┌─ The input
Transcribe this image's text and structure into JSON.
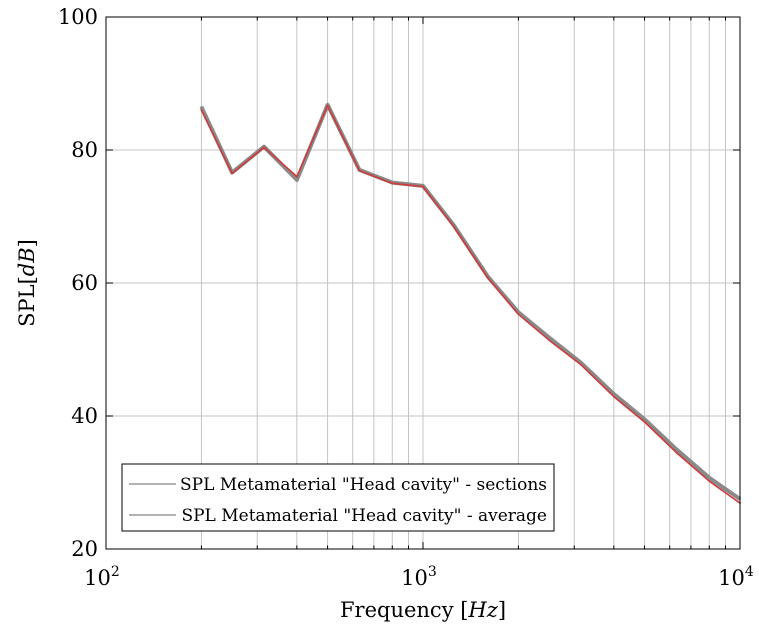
{
  "chart_data": {
    "type": "line",
    "xlabel": "Frequency [Hz]",
    "ylabel": "SPL[dB]",
    "x_scale": "log",
    "xlim": [
      100,
      10000
    ],
    "ylim": [
      20,
      100
    ],
    "x_ticks": [
      {
        "value": 100,
        "base": "10",
        "exp": "2"
      },
      {
        "value": 1000,
        "base": "10",
        "exp": "3"
      },
      {
        "value": 10000,
        "base": "10",
        "exp": "4"
      }
    ],
    "y_ticks": [
      {
        "value": 20,
        "label": "20"
      },
      {
        "value": 40,
        "label": "40"
      },
      {
        "value": 60,
        "label": "60"
      },
      {
        "value": 80,
        "label": "80"
      },
      {
        "value": 100,
        "label": "100"
      }
    ],
    "grid": true,
    "legend_position": "bottom-left",
    "x": [
      200,
      250,
      315,
      400,
      500,
      630,
      800,
      1000,
      1250,
      1600,
      2000,
      2500,
      3150,
      4000,
      5000,
      6300,
      8000,
      10000
    ],
    "series": [
      {
        "name": "SPL Metamaterial \"Head cavity\" - sections",
        "color": "#8a8a8a",
        "values": [
          86.5,
          76.6,
          80.5,
          75.5,
          86.8,
          77.0,
          75.1,
          74.6,
          68.7,
          61.0,
          55.6,
          51.8,
          48.0,
          43.3,
          39.5,
          35.0,
          30.7,
          27.5
        ]
      },
      {
        "name": "SPL Metamaterial \"Head cavity\" - average",
        "color": "#d13a3a",
        "values": [
          86.0,
          76.5,
          80.4,
          76.0,
          86.7,
          76.9,
          75.0,
          74.5,
          68.5,
          60.8,
          55.3,
          51.4,
          47.7,
          42.9,
          39.1,
          34.5,
          30.2,
          26.9
        ]
      }
    ]
  }
}
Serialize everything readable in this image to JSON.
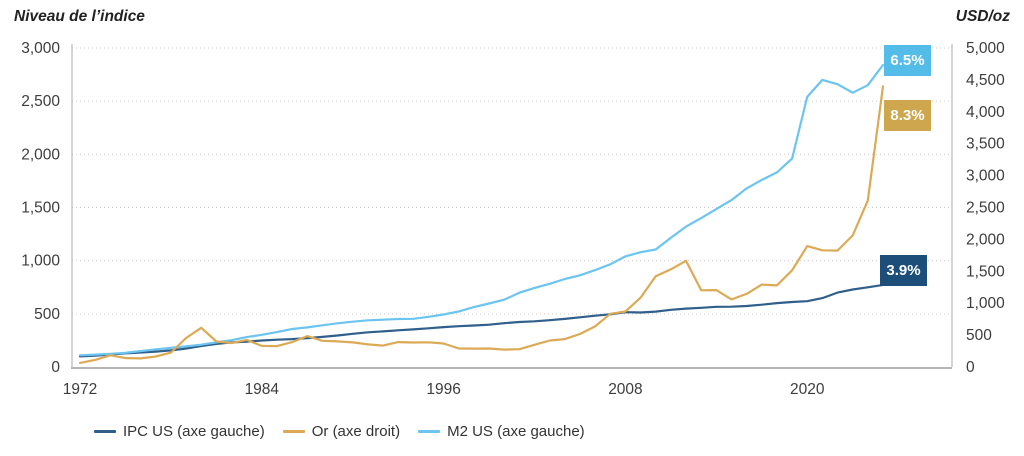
{
  "chart_data": {
    "type": "line",
    "left_axis_title": "Niveau de l’indice",
    "right_axis_title": "USD/oz",
    "years": [
      1972,
      1973,
      1974,
      1975,
      1976,
      1977,
      1978,
      1979,
      1980,
      1981,
      1982,
      1983,
      1984,
      1985,
      1986,
      1987,
      1988,
      1989,
      1990,
      1991,
      1992,
      1993,
      1994,
      1995,
      1996,
      1997,
      1998,
      1999,
      2000,
      2001,
      2002,
      2003,
      2004,
      2005,
      2006,
      2007,
      2008,
      2009,
      2010,
      2011,
      2012,
      2013,
      2014,
      2015,
      2016,
      2017,
      2018,
      2019,
      2020,
      2021,
      2022,
      2023,
      2024,
      2025
    ],
    "x_tick_years": [
      1972,
      1984,
      1996,
      2008,
      2020
    ],
    "x_tick_labels": [
      "1972",
      "1984",
      "1996",
      "2008",
      "2020"
    ],
    "left_axis": {
      "max": 3000,
      "step": 500,
      "tick_labels": [
        "0",
        "500",
        "1,000",
        "1,500",
        "2,000",
        "2,500",
        "3,000"
      ]
    },
    "right_axis": {
      "max": 5000,
      "step": 500,
      "tick_labels": [
        "0",
        "500",
        "1,000",
        "1,500",
        "2,000",
        "2,500",
        "3,000",
        "3,500",
        "4,000",
        "4,500",
        "5,000"
      ]
    },
    "series": [
      {
        "id": "ipc-us",
        "legend_label": "IPC US (axe gauche)",
        "axis": "left",
        "color": "#2f5f8a",
        "end_label": "3.9%",
        "end_label_bg": "#1d4e7a",
        "values": [
          100,
          106,
          118,
          129,
          136,
          145,
          156,
          174,
          197,
          217,
          231,
          238,
          249,
          257,
          262,
          272,
          283,
          296,
          312,
          326,
          335,
          345,
          354,
          364,
          375,
          384,
          390,
          398,
          412,
          423,
          430,
          440,
          452,
          467,
          482,
          496,
          515,
          513,
          521,
          538,
          549,
          557,
          566,
          567,
          574,
          586,
          601,
          611,
          619,
          648,
          700,
          729,
          750,
          772
        ]
      },
      {
        "id": "or",
        "legend_label": "Or (axe droit)",
        "axis": "right",
        "color": "#dcaa55",
        "end_label": "8.3%",
        "end_label_bg": "#cda64e",
        "values": [
          64,
          112,
          184,
          140,
          135,
          165,
          226,
          455,
          615,
          400,
          376,
          424,
          330,
          327,
          390,
          484,
          410,
          401,
          385,
          355,
          335,
          390,
          384,
          387,
          369,
          290,
          288,
          290,
          273,
          279,
          348,
          416,
          438,
          517,
          636,
          834,
          870,
          1088,
          1421,
          1531,
          1664,
          1202,
          1206,
          1060,
          1146,
          1291,
          1279,
          1515,
          1895,
          1829,
          1824,
          2063,
          2610,
          4400
        ]
      },
      {
        "id": "m2-us",
        "legend_label": "M2 US (axe gauche)",
        "axis": "left",
        "color": "#6cc4f0",
        "end_label": "6.5%",
        "end_label_bg": "#54bce9",
        "values": [
          110,
          117,
          124,
          134,
          150,
          166,
          180,
          194,
          210,
          231,
          252,
          281,
          303,
          328,
          357,
          372,
          392,
          411,
          426,
          439,
          445,
          451,
          453,
          472,
          494,
          523,
          563,
          597,
          633,
          699,
          744,
          782,
          828,
          862,
          911,
          966,
          1040,
          1080,
          1105,
          1215,
          1320,
          1400,
          1485,
          1570,
          1680,
          1760,
          1830,
          1960,
          2540,
          2700,
          2660,
          2580,
          2650,
          2840
        ]
      }
    ],
    "layout": {
      "grid": "dotted horizontal",
      "legend_position": "bottom-left"
    }
  }
}
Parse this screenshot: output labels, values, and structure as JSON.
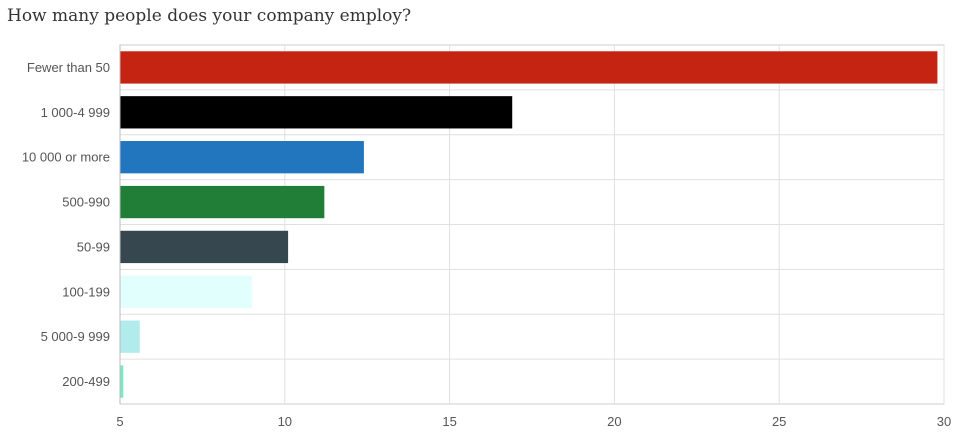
{
  "chart_data": {
    "type": "bar",
    "orientation": "horizontal",
    "title": "How many people does your company employ?",
    "xlabel": "",
    "ylabel": "",
    "categories": [
      "Fewer than 50",
      "1 000-4 999",
      "10 000 or more",
      "500-990",
      "50-99",
      "100-199",
      "5 000-9 999",
      "200-499"
    ],
    "values": [
      29.8,
      16.9,
      12.4,
      11.2,
      10.1,
      9.0,
      5.6,
      5.1
    ],
    "colors": [
      "#c62412",
      "#000000",
      "#2176bd",
      "#217e37",
      "#37474f",
      "#e0fffd",
      "#b2ebeb",
      "#7de8c4"
    ],
    "xlim": [
      5,
      30
    ],
    "xticks": [
      5,
      10,
      15,
      20,
      25,
      30
    ],
    "grid": true
  }
}
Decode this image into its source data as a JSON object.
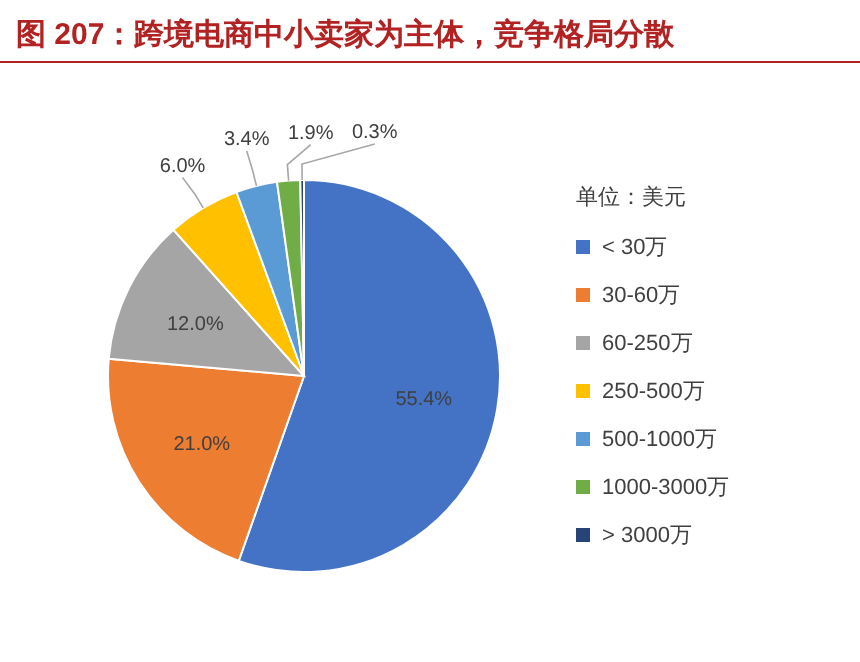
{
  "chart_data": {
    "type": "pie",
    "title": "图 207：跨境电商中小卖家为主体，竞争格局分散",
    "legend_title": "单位：美元",
    "categories": [
      "< 30万",
      "30-60万",
      "60-250万",
      "250-500万",
      "500-1000万",
      "1000-3000万",
      "> 3000万"
    ],
    "values": [
      55.4,
      21.0,
      12.0,
      6.0,
      3.4,
      1.9,
      0.3
    ],
    "colors": [
      "#4472c4",
      "#ed7d31",
      "#a5a5a5",
      "#ffc000",
      "#5b9bd5",
      "#70ad47",
      "#264478"
    ],
    "value_labels": [
      "55.4%",
      "21.0%",
      "12.0%",
      "6.0%",
      "3.4%",
      "1.9%",
      "0.3%"
    ],
    "legend": "right"
  }
}
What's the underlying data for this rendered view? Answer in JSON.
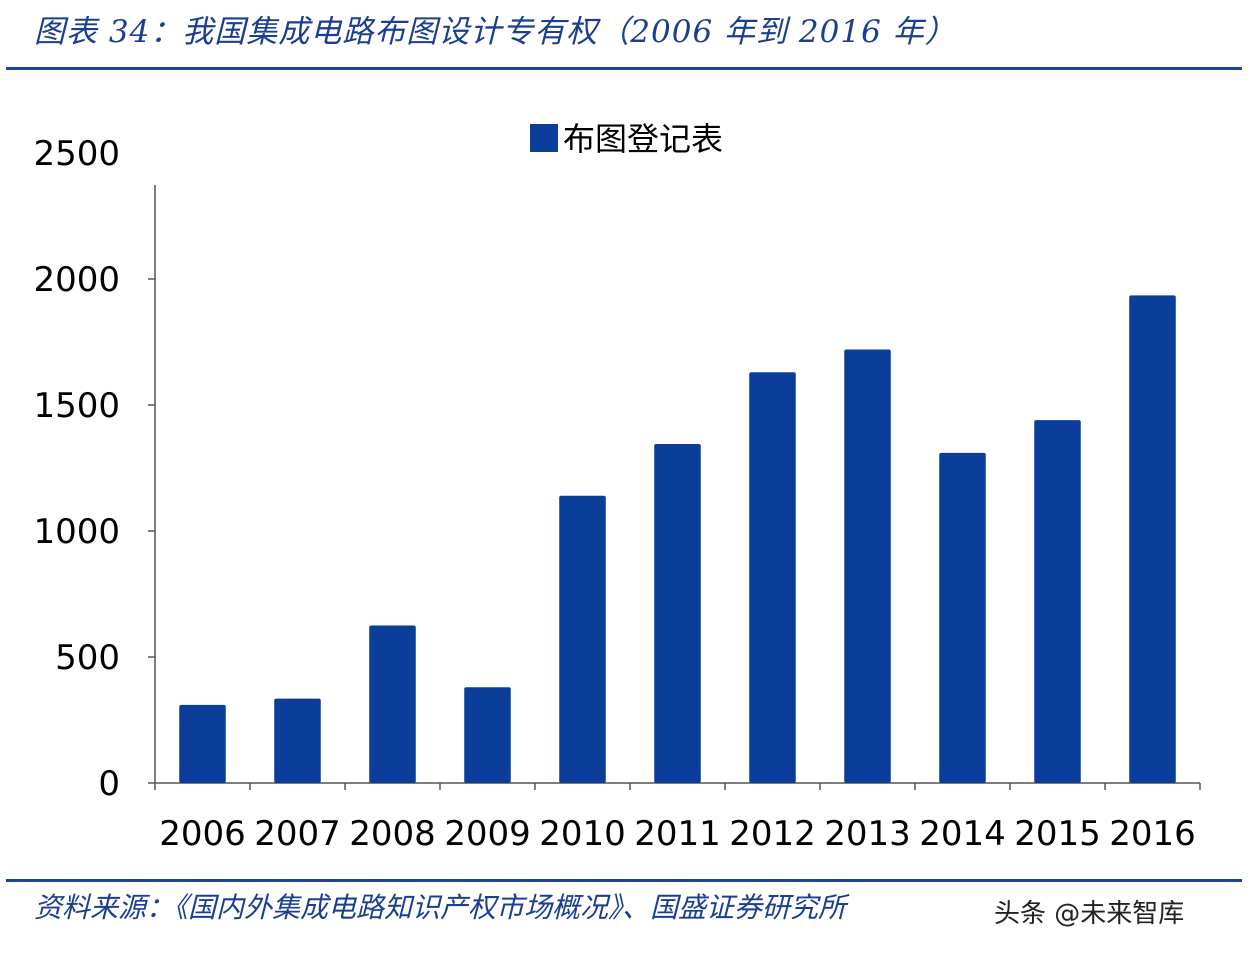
{
  "header": {
    "title": "图表 34：我国集成电路布图设计专有权（2006 年到 2016 年）"
  },
  "footer": {
    "source": "资料来源：《国内外集成电路知识产权市场概况》、国盛证券研究所",
    "watermark": "头条 @未来智库"
  },
  "colors": {
    "bar": "#0a3e9a",
    "rule": "#1f4397",
    "title_text": "#1b3f8f"
  },
  "chart_data": {
    "type": "bar",
    "categories": [
      "2006",
      "2007",
      "2008",
      "2009",
      "2010",
      "2011",
      "2012",
      "2013",
      "2014",
      "2015",
      "2016"
    ],
    "series": [
      {
        "name": "布图登记表",
        "values": [
          310,
          335,
          625,
          380,
          1140,
          1345,
          1630,
          1720,
          1310,
          1440,
          1935
        ]
      }
    ],
    "ylim": [
      0,
      2500
    ],
    "yticks": [
      0,
      500,
      1000,
      1500,
      2000,
      2500
    ],
    "grid": false,
    "legend_position": "top-center",
    "title": "",
    "xlabel": "",
    "ylabel": ""
  }
}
└─
- [Given task]:
Locate the line containing "What's the underlying" in the material above, then repeat it and every later line exactly, with no pictures.

- [Answer to the problem]:
What's the underlying data for this rendered view? Answer in JSON.
{
  "header": {
    "title": "图表 34：我国集成电路布图设计专有权（2006 年到 2016 年）"
  },
  "footer": {
    "source": "资料来源：《国内外集成电路知识产权市场概况》、国盛证券研究所",
    "watermark": "头条 @未来智库"
  },
  "colors": {
    "bar": "#0a3e9a",
    "rule": "#1f4397",
    "title_text": "#1b3f8f"
  },
  "chart_data": {
    "type": "bar",
    "categories": [
      "2006",
      "2007",
      "2008",
      "2009",
      "2010",
      "2011",
      "2012",
      "2013",
      "2014",
      "2015",
      "2016"
    ],
    "series": [
      {
        "name": "布图登记表",
        "values": [
          310,
          335,
          625,
          380,
          1140,
          1345,
          1630,
          1720,
          1310,
          1440,
          1935
        ]
      }
    ],
    "ylim": [
      0,
      2500
    ],
    "yticks": [
      0,
      500,
      1000,
      1500,
      2000,
      2500
    ],
    "grid": false,
    "legend_position": "top-center",
    "title": "",
    "xlabel": "",
    "ylabel": ""
  }
}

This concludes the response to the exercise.